::: Supplied records

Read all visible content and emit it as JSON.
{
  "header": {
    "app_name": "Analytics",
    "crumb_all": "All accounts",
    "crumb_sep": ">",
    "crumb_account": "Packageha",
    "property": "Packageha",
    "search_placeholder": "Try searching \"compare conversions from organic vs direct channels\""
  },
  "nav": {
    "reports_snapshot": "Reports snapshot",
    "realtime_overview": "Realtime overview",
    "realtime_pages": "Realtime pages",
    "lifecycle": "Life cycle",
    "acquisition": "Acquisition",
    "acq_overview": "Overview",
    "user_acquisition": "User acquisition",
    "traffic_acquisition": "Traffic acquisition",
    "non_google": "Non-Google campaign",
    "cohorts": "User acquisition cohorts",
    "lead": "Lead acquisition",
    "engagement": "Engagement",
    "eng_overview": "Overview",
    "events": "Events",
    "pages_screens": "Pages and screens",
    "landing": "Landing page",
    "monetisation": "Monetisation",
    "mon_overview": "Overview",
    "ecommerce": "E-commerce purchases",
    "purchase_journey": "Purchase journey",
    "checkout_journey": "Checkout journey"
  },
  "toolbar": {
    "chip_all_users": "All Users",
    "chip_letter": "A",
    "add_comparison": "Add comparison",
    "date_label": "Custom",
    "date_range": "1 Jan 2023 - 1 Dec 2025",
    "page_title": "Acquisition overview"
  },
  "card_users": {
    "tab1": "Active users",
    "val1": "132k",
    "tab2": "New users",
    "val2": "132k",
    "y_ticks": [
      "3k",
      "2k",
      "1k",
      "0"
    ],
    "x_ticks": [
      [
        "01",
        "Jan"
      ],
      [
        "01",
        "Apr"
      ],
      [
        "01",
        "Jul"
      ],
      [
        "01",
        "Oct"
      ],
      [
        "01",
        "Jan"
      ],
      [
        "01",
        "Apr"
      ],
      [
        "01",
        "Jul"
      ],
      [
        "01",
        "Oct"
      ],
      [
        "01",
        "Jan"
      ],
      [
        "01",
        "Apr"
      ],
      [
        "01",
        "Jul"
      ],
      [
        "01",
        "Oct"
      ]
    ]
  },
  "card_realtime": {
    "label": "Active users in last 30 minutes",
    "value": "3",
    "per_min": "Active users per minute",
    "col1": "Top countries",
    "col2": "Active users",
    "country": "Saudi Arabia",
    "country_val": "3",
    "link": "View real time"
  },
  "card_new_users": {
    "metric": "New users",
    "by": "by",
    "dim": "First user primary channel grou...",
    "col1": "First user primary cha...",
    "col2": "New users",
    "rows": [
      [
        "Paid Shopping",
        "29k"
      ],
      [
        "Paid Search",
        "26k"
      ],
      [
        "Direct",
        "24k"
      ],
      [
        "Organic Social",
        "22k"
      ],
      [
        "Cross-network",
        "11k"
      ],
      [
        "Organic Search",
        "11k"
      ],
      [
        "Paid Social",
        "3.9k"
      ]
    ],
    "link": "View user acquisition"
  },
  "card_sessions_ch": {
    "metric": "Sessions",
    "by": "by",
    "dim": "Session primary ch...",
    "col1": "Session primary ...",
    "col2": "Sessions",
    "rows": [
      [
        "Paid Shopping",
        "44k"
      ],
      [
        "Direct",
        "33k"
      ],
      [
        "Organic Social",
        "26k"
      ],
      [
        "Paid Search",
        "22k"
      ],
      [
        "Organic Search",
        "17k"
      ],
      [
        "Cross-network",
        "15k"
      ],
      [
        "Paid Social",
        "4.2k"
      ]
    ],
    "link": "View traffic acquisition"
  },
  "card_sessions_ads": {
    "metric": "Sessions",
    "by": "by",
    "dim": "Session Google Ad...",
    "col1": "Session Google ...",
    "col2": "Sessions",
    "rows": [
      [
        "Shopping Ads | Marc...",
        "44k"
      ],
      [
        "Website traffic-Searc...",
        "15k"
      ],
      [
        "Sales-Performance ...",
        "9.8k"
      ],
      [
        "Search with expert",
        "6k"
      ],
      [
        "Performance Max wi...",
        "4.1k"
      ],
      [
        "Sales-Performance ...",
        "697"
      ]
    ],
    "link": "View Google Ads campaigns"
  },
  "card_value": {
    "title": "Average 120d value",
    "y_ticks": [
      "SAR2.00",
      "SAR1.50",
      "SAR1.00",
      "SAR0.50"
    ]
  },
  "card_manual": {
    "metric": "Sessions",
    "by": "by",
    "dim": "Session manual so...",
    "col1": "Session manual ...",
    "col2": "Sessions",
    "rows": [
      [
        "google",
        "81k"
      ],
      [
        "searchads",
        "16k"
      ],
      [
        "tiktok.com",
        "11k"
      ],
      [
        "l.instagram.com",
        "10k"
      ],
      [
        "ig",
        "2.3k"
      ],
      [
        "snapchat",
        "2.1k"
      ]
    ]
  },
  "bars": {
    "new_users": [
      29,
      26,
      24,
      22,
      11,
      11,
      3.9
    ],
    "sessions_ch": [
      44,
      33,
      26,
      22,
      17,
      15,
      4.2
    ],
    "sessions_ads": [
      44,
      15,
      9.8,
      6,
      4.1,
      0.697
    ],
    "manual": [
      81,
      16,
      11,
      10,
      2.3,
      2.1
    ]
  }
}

::::::

Exercise details:
Above are the records; retype every one exactly.

Result for this exercise:
Read all visible content and emit it as JSON.
{
  "header": {
    "app_name": "Analytics",
    "crumb_all": "All accounts",
    "crumb_sep": ">",
    "crumb_account": "Packageha",
    "property": "Packageha",
    "search_placeholder": "Try searching \"compare conversions from organic vs direct channels\""
  },
  "nav": {
    "reports_snapshot": "Reports snapshot",
    "realtime_overview": "Realtime overview",
    "realtime_pages": "Realtime pages",
    "lifecycle": "Life cycle",
    "acquisition": "Acquisition",
    "acq_overview": "Overview",
    "user_acquisition": "User acquisition",
    "traffic_acquisition": "Traffic acquisition",
    "non_google": "Non-Google campaign",
    "cohorts": "User acquisition cohorts",
    "lead": "Lead acquisition",
    "engagement": "Engagement",
    "eng_overview": "Overview",
    "events": "Events",
    "pages_screens": "Pages and screens",
    "landing": "Landing page",
    "monetisation": "Monetisation",
    "mon_overview": "Overview",
    "ecommerce": "E-commerce purchases",
    "purchase_journey": "Purchase journey",
    "checkout_journey": "Checkout journey"
  },
  "toolbar": {
    "chip_all_users": "All Users",
    "chip_letter": "A",
    "add_comparison": "Add comparison",
    "date_label": "Custom",
    "date_range": "1 Jan 2023 - 1 Dec 2025",
    "page_title": "Acquisition overview"
  },
  "card_users": {
    "tab1": "Active users",
    "val1": "132k",
    "tab2": "New users",
    "val2": "132k",
    "y_ticks": [
      "3k",
      "2k",
      "1k",
      "0"
    ],
    "x_ticks": [
      [
        "01",
        "Jan"
      ],
      [
        "01",
        "Apr"
      ],
      [
        "01",
        "Jul"
      ],
      [
        "01",
        "Oct"
      ],
      [
        "01",
        "Jan"
      ],
      [
        "01",
        "Apr"
      ],
      [
        "01",
        "Jul"
      ],
      [
        "01",
        "Oct"
      ],
      [
        "01",
        "Jan"
      ],
      [
        "01",
        "Apr"
      ],
      [
        "01",
        "Jul"
      ],
      [
        "01",
        "Oct"
      ]
    ]
  },
  "card_realtime": {
    "label": "Active users in last 30 minutes",
    "value": "3",
    "per_min": "Active users per minute",
    "col1": "Top countries",
    "col2": "Active users",
    "country": "Saudi Arabia",
    "country_val": "3",
    "link": "View real time"
  },
  "card_new_users": {
    "metric": "New users",
    "by": "by",
    "dim": "First user primary channel grou...",
    "col1": "First user primary cha...",
    "col2": "New users",
    "rows": [
      [
        "Paid Shopping",
        "29k"
      ],
      [
        "Paid Search",
        "26k"
      ],
      [
        "Direct",
        "24k"
      ],
      [
        "Organic Social",
        "22k"
      ],
      [
        "Cross-network",
        "11k"
      ],
      [
        "Organic Search",
        "11k"
      ],
      [
        "Paid Social",
        "3.9k"
      ]
    ],
    "link": "View user acquisition"
  },
  "card_sessions_ch": {
    "metric": "Sessions",
    "by": "by",
    "dim": "Session primary ch...",
    "col1": "Session primary ...",
    "col2": "Sessions",
    "rows": [
      [
        "Paid Shopping",
        "44k"
      ],
      [
        "Direct",
        "33k"
      ],
      [
        "Organic Social",
        "26k"
      ],
      [
        "Paid Search",
        "22k"
      ],
      [
        "Organic Search",
        "17k"
      ],
      [
        "Cross-network",
        "15k"
      ],
      [
        "Paid Social",
        "4.2k"
      ]
    ],
    "link": "View traffic acquisition"
  },
  "card_sessions_ads": {
    "metric": "Sessions",
    "by": "by",
    "dim": "Session Google Ad...",
    "col1": "Session Google ...",
    "col2": "Sessions",
    "rows": [
      [
        "Shopping Ads | Marc...",
        "44k"
      ],
      [
        "Website traffic-Searc...",
        "15k"
      ],
      [
        "Sales-Performance ...",
        "9.8k"
      ],
      [
        "Search with expert",
        "6k"
      ],
      [
        "Performance Max wi...",
        "4.1k"
      ],
      [
        "Sales-Performance ...",
        "697"
      ]
    ],
    "link": "View Google Ads campaigns"
  },
  "card_value": {
    "title": "Average 120d value",
    "y_ticks": [
      "SAR2.00",
      "SAR1.50",
      "SAR1.00",
      "SAR0.50"
    ]
  },
  "card_manual": {
    "metric": "Sessions",
    "by": "by",
    "dim": "Session manual so...",
    "col1": "Session manual ...",
    "col2": "Sessions",
    "rows": [
      [
        "google",
        "81k"
      ],
      [
        "searchads",
        "16k"
      ],
      [
        "tiktok.com",
        "11k"
      ],
      [
        "l.instagram.com",
        "10k"
      ],
      [
        "ig",
        "2.3k"
      ],
      [
        "snapchat",
        "2.1k"
      ]
    ]
  },
  "bars": {
    "new_users": [
      29,
      26,
      24,
      22,
      11,
      11,
      3.9
    ],
    "sessions_ch": [
      44,
      33,
      26,
      22,
      17,
      15,
      4.2
    ],
    "sessions_ads": [
      44,
      15,
      9.8,
      6,
      4.1,
      0.697
    ],
    "manual": [
      81,
      16,
      11,
      10,
      2.3,
      2.1
    ]
  }
}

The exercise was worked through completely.